Reproduce the full listing below line for line without changing any characters, and drop the picture lines from your output.

* start Data shown *

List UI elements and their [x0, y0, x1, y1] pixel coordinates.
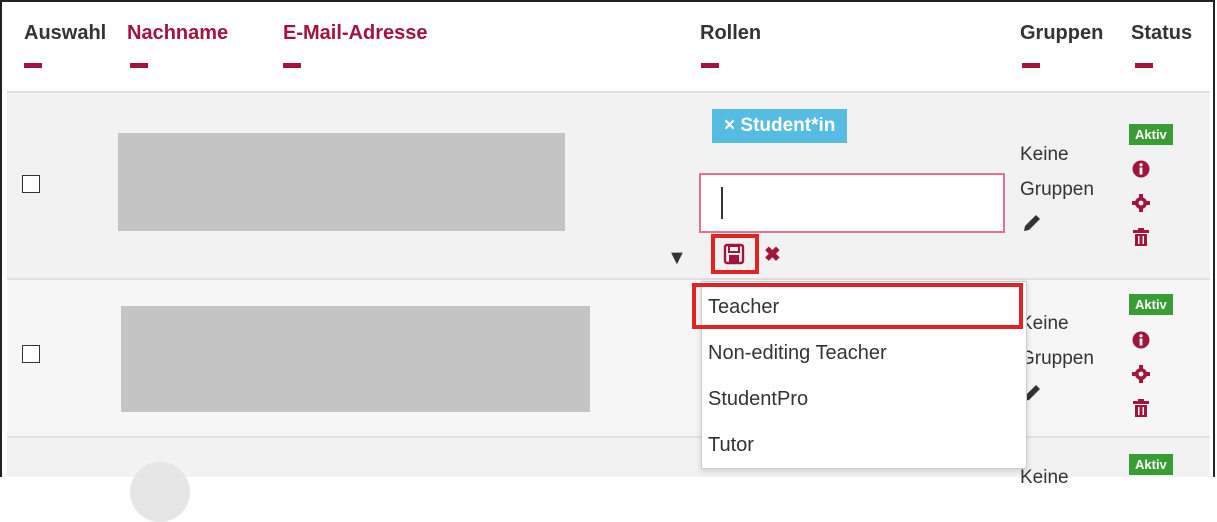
- avatar: [130, 462, 190, 522]
- header-auswahl: Auswahl: [24, 22, 107, 44]
- dropdown-toggle-icon[interactable]: ▼: [667, 247, 687, 270]
- option-highlight-box: [692, 283, 1023, 329]
- redacted-name-email: [121, 306, 590, 412]
- select-checkbox[interactable]: [22, 175, 40, 193]
- gear-icon[interactable]: [1132, 194, 1150, 212]
- status-badge: Aktiv: [1129, 454, 1173, 475]
- dropdown-option-studentpro[interactable]: StudentPro: [708, 388, 808, 411]
- groups-text: Keine: [1020, 144, 1069, 165]
- status-badge: Aktiv: [1129, 124, 1173, 145]
- header-nachname[interactable]: Nachname: [127, 22, 228, 45]
- groups-text: Gruppen: [1020, 179, 1094, 200]
- header-gruppen: Gruppen: [1020, 22, 1104, 44]
- sort-indicator-rollen: [701, 63, 719, 68]
- role-chip[interactable]: × Student*in: [712, 109, 848, 143]
- gear-icon[interactable]: [1132, 365, 1150, 383]
- dropdown-option-tutor[interactable]: Tutor: [708, 434, 754, 457]
- info-icon[interactable]: [1132, 160, 1150, 178]
- trash-icon[interactable]: [1133, 399, 1149, 417]
- cancel-icon[interactable]: ✖: [764, 242, 781, 267]
- sort-indicator-status: [1135, 63, 1153, 68]
- status-badge: Aktiv: [1129, 294, 1173, 315]
- role-search-input[interactable]: [699, 173, 1005, 233]
- groups-text: Keine: [1020, 313, 1069, 334]
- text-cursor: [721, 187, 723, 219]
- sort-indicator-gruppen: [1022, 63, 1040, 68]
- groups-text: Gruppen: [1020, 348, 1094, 369]
- select-checkbox[interactable]: [22, 345, 40, 363]
- save-icon[interactable]: [723, 243, 745, 265]
- pencil-edit-icon[interactable]: [1021, 212, 1043, 234]
- header-email[interactable]: E-Mail-Adresse: [283, 22, 428, 45]
- sort-indicator-auswahl: [24, 63, 42, 68]
- trash-icon[interactable]: [1133, 228, 1149, 246]
- dropdown-option-non-editing-teacher[interactable]: Non-editing Teacher: [708, 342, 887, 365]
- sort-indicator-nachname[interactable]: [130, 63, 148, 68]
- header-status: Status: [1131, 22, 1193, 44]
- groups-text: Keine: [1020, 467, 1069, 488]
- header-rollen: Rollen: [700, 22, 762, 44]
- info-icon[interactable]: [1132, 331, 1150, 349]
- chip-remove-icon[interactable]: ×: [724, 115, 735, 136]
- redacted-name-email: [118, 133, 565, 231]
- sort-indicator-email[interactable]: [283, 63, 301, 68]
- chip-label: Student*in: [740, 115, 836, 136]
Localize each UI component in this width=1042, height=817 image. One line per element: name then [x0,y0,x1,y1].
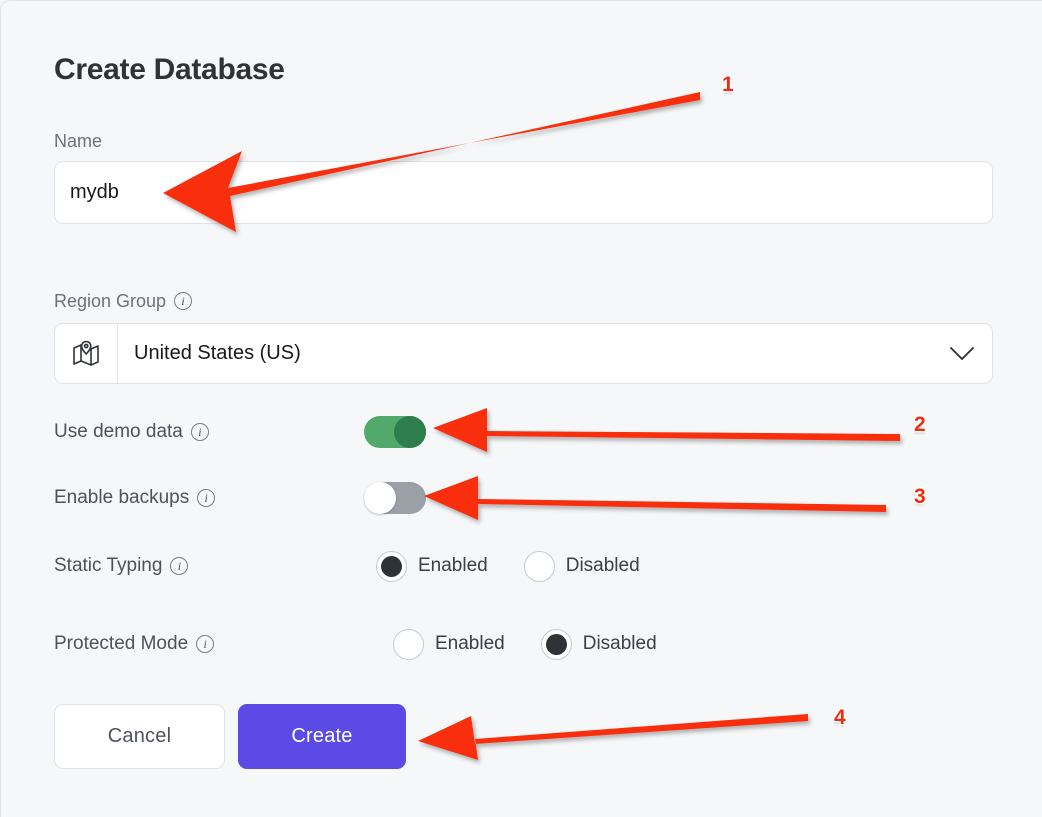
static-typing-enabled-label: Enabled [418,555,488,576]
toggle-knob [364,482,396,514]
protected-mode-label-group: Protected Mode i [54,633,364,655]
name-field-label: Name [54,131,103,151]
region-group-label: Region Group [54,291,167,311]
dialog-actions: Cancel Create [54,704,406,769]
use-demo-data-label: Use demo data [54,421,183,442]
protected-mode-disabled-option[interactable]: Disabled [540,628,657,660]
protected-mode-enabled-option[interactable]: Enabled [393,628,505,660]
enable-backups-label: Enable backups [54,487,190,508]
info-icon[interactable]: i [174,292,193,310]
static-typing-disabled-label: Disabled [565,555,640,576]
radio-button[interactable] [540,628,572,660]
use-demo-data-row: Use demo data i [54,415,754,449]
info-icon[interactable]: i [196,635,215,653]
info-icon[interactable]: i [197,489,216,507]
static-typing-enabled-option[interactable]: Enabled [376,550,488,582]
use-demo-data-label-group: Use demo data i [54,421,364,443]
create-button[interactable]: Create [238,704,406,769]
static-typing-radio-group: Enabled Disabled [376,550,640,582]
enable-backups-toggle[interactable] [364,482,426,514]
chevron-down-icon[interactable] [932,346,992,361]
annotation-number-1: 1 [722,73,734,96]
radio-button[interactable] [523,550,555,582]
region-group-value: United States (US) [134,342,301,364]
radio-button[interactable] [393,628,424,660]
use-demo-data-toggle[interactable] [364,416,426,448]
info-icon[interactable]: i [190,423,209,441]
protected-mode-label: Protected Mode [54,633,189,654]
annotation-number-4: 4 [834,706,846,729]
annotation-number-3: 3 [914,485,926,508]
enable-backups-label-group: Enable backups i [54,487,364,509]
toggle-knob [394,416,426,448]
region-group-select[interactable]: United States (US) [54,323,993,384]
protected-mode-disabled-label: Disabled [582,633,657,654]
enable-backups-row: Enable backups i [54,481,754,515]
static-typing-row: Static Typing i Enabled Disabled [54,549,754,583]
page-title: Create Database [54,53,285,86]
map-pin-icon [55,324,118,383]
region-group-label-row: Region Group i [54,291,193,311]
static-typing-label: Static Typing [54,555,163,576]
info-icon[interactable]: i [170,557,189,575]
protected-mode-row: Protected Mode i Enabled Disabled [54,627,754,661]
name-input[interactable] [54,161,993,224]
static-typing-label-group: Static Typing i [54,555,364,577]
protected-mode-enabled-label: Enabled [435,633,505,654]
create-database-dialog: Create Database Name Region Group i Unit… [0,0,1042,817]
cancel-button[interactable]: Cancel [54,704,225,769]
static-typing-disabled-option[interactable]: Disabled [523,550,640,582]
radio-button[interactable] [376,550,407,582]
annotation-number-2: 2 [914,413,926,436]
protected-mode-radio-group: Enabled Disabled [376,628,657,660]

* end Data shown *

Expected answer -
List UI elements and their [x0, y0, x1, y1] pixel coordinates.
- avatar: [130, 462, 190, 522]
- header-auswahl: Auswahl: [24, 22, 107, 44]
- dropdown-toggle-icon[interactable]: ▼: [667, 247, 687, 270]
- option-highlight-box: [692, 283, 1023, 329]
- redacted-name-email: [121, 306, 590, 412]
- select-checkbox[interactable]: [22, 175, 40, 193]
- gear-icon[interactable]: [1132, 194, 1150, 212]
- status-badge: Aktiv: [1129, 454, 1173, 475]
- dropdown-option-studentpro[interactable]: StudentPro: [708, 388, 808, 411]
- groups-text: Keine: [1020, 144, 1069, 165]
- status-badge: Aktiv: [1129, 124, 1173, 145]
- header-nachname[interactable]: Nachname: [127, 22, 228, 45]
- groups-text: Gruppen: [1020, 179, 1094, 200]
- header-gruppen: Gruppen: [1020, 22, 1104, 44]
- sort-indicator-rollen: [701, 63, 719, 68]
- role-chip[interactable]: × Student*in: [712, 109, 848, 143]
- gear-icon[interactable]: [1132, 365, 1150, 383]
- dropdown-option-tutor[interactable]: Tutor: [708, 434, 754, 457]
- info-icon[interactable]: [1132, 160, 1150, 178]
- trash-icon[interactable]: [1133, 399, 1149, 417]
- cancel-icon[interactable]: ✖: [764, 242, 781, 267]
- sort-indicator-status: [1135, 63, 1153, 68]
- status-badge: Aktiv: [1129, 294, 1173, 315]
- role-search-input[interactable]: [699, 173, 1005, 233]
- groups-text: Keine: [1020, 313, 1069, 334]
- text-cursor: [721, 187, 723, 219]
- sort-indicator-gruppen: [1022, 63, 1040, 68]
- groups-text: Gruppen: [1020, 348, 1094, 369]
- select-checkbox[interactable]: [22, 345, 40, 363]
- save-icon[interactable]: [723, 243, 745, 265]
- pencil-edit-icon[interactable]: [1021, 212, 1043, 234]
- header-email[interactable]: E-Mail-Adresse: [283, 22, 428, 45]
- sort-indicator-auswahl: [24, 63, 42, 68]
- trash-icon[interactable]: [1133, 228, 1149, 246]
- dropdown-option-non-editing-teacher[interactable]: Non-editing Teacher: [708, 342, 887, 365]
- sort-indicator-nachname[interactable]: [130, 63, 148, 68]
- header-status: Status: [1131, 22, 1193, 44]
- groups-text: Keine: [1020, 467, 1069, 488]
- header-rollen: Rollen: [700, 22, 762, 44]
- info-icon[interactable]: [1132, 331, 1150, 349]
- chip-remove-icon[interactable]: ×: [724, 115, 735, 136]
- redacted-name-email: [118, 133, 565, 231]
- sort-indicator-email[interactable]: [283, 63, 301, 68]
- chip-label: Student*in: [740, 115, 836, 136]
Localize each UI component in this width=1042, height=817 image. One line per element: name then [x0,y0,x1,y1].
static-typing-enabled-label: Enabled [418,555,488,576]
toggle-knob [364,482,396,514]
protected-mode-label-group: Protected Mode i [54,633,364,655]
name-field-label: Name [54,131,103,151]
region-group-label: Region Group [54,291,167,311]
dialog-actions: Cancel Create [54,704,406,769]
use-demo-data-label: Use demo data [54,421,183,442]
protected-mode-disabled-option[interactable]: Disabled [540,628,657,660]
protected-mode-enabled-option[interactable]: Enabled [393,628,505,660]
enable-backups-label: Enable backups [54,487,190,508]
info-icon[interactable]: i [174,292,193,310]
static-typing-disabled-label: Disabled [565,555,640,576]
radio-button[interactable] [540,628,572,660]
use-demo-data-row: Use demo data i [54,415,754,449]
info-icon[interactable]: i [196,635,215,653]
info-icon[interactable]: i [197,489,216,507]
static-typing-enabled-option[interactable]: Enabled [376,550,488,582]
use-demo-data-label-group: Use demo data i [54,421,364,443]
create-button[interactable]: Create [238,704,406,769]
static-typing-radio-group: Enabled Disabled [376,550,640,582]
enable-backups-toggle[interactable] [364,482,426,514]
chevron-down-icon[interactable] [932,346,992,361]
annotation-number-1: 1 [722,73,734,96]
radio-button[interactable] [523,550,555,582]
region-group-value: United States (US) [134,342,301,364]
radio-button[interactable] [393,628,424,660]
use-demo-data-toggle[interactable] [364,416,426,448]
info-icon[interactable]: i [190,423,209,441]
protected-mode-label: Protected Mode [54,633,189,654]
annotation-number-4: 4 [834,706,846,729]
annotation-number-3: 3 [914,485,926,508]
enable-backups-label-group: Enable backups i [54,487,364,509]
toggle-knob [394,416,426,448]
region-group-select[interactable]: United States (US) [54,323,993,384]
protected-mode-disabled-label: Disabled [582,633,657,654]
enable-backups-row: Enable backups i [54,481,754,515]
static-typing-row: Static Typing i Enabled Disabled [54,549,754,583]
page-title: Create Database [54,53,285,86]
map-pin-icon [55,324,118,383]
region-group-label-row: Region Group i [54,291,193,311]
static-typing-label: Static Typing [54,555,163,576]
info-icon[interactable]: i [170,557,189,575]
protected-mode-row: Protected Mode i Enabled Disabled [54,627,754,661]
name-input[interactable] [54,161,993,224]
static-typing-label-group: Static Typing i [54,555,364,577]
protected-mode-enabled-label: Enabled [435,633,505,654]
create-database-dialog: Create Database Name Region Group i Unit… [0,0,1042,817]
cancel-button[interactable]: Cancel [54,704,225,769]
static-typing-disabled-option[interactable]: Disabled [523,550,640,582]
radio-button[interactable] [376,550,407,582]
annotation-number-2: 2 [914,413,926,436]
protected-mode-radio-group: Enabled Disabled [376,628,657,660]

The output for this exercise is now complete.